#### Dataset rows about figures
╭──

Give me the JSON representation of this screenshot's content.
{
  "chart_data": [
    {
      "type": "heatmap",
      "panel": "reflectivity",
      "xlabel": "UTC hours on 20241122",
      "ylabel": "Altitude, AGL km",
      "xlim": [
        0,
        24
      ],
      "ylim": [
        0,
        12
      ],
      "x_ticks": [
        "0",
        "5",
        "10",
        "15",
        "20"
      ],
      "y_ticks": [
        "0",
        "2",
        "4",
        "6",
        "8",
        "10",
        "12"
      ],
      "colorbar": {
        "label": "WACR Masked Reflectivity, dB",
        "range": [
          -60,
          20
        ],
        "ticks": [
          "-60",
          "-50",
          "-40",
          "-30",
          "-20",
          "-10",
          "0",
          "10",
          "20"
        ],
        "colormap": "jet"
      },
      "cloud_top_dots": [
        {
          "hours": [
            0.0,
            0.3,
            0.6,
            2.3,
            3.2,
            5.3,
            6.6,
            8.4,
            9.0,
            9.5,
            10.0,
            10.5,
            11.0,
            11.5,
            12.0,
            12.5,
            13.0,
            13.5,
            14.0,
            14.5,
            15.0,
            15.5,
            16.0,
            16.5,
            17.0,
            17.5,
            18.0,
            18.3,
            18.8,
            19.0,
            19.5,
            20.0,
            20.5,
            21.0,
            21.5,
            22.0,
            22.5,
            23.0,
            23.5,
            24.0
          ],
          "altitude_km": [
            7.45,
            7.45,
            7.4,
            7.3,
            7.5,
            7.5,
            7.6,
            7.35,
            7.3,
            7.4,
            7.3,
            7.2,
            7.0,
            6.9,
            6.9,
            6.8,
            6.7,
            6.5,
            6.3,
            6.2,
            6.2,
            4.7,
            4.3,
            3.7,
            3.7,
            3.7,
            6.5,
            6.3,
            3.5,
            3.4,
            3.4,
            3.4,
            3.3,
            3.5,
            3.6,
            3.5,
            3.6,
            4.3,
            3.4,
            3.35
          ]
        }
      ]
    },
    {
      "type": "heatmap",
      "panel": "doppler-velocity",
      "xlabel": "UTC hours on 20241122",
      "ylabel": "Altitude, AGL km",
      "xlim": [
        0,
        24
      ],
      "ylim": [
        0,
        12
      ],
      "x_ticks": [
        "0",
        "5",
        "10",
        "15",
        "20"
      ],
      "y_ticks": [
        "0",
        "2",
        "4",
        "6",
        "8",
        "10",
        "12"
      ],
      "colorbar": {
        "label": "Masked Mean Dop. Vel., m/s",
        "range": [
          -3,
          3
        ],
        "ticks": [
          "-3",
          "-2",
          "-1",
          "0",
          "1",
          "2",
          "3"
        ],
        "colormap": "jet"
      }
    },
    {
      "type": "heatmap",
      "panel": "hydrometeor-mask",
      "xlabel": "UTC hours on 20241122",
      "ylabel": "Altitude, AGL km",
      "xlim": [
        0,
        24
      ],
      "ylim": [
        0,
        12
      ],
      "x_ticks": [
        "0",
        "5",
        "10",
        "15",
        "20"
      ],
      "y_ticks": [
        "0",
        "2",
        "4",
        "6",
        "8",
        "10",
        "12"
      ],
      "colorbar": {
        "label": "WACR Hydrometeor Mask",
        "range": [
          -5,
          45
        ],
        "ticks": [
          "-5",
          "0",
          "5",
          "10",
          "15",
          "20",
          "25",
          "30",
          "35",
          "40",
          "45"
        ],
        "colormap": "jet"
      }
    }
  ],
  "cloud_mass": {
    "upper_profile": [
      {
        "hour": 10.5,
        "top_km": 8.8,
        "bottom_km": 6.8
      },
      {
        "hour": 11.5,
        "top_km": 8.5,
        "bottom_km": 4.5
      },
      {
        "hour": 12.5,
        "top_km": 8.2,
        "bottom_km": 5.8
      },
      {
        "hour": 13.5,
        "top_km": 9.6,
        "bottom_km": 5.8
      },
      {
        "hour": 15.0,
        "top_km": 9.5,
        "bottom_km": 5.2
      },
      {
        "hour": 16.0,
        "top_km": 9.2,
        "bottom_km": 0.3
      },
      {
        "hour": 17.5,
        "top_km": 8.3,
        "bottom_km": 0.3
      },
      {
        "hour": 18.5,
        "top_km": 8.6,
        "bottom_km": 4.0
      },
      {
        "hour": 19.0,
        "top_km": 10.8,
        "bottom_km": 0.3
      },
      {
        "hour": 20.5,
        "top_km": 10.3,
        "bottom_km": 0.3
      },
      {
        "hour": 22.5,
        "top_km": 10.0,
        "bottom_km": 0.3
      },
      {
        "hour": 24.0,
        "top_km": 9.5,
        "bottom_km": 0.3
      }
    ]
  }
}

╰──

#### What is being asked
Search the records above for "panel". Copy each line where it is found.

#### Task output
      "panel": "reflectivity",
      "panel": "doppler-velocity",
      "panel": "hydrometeor-mask",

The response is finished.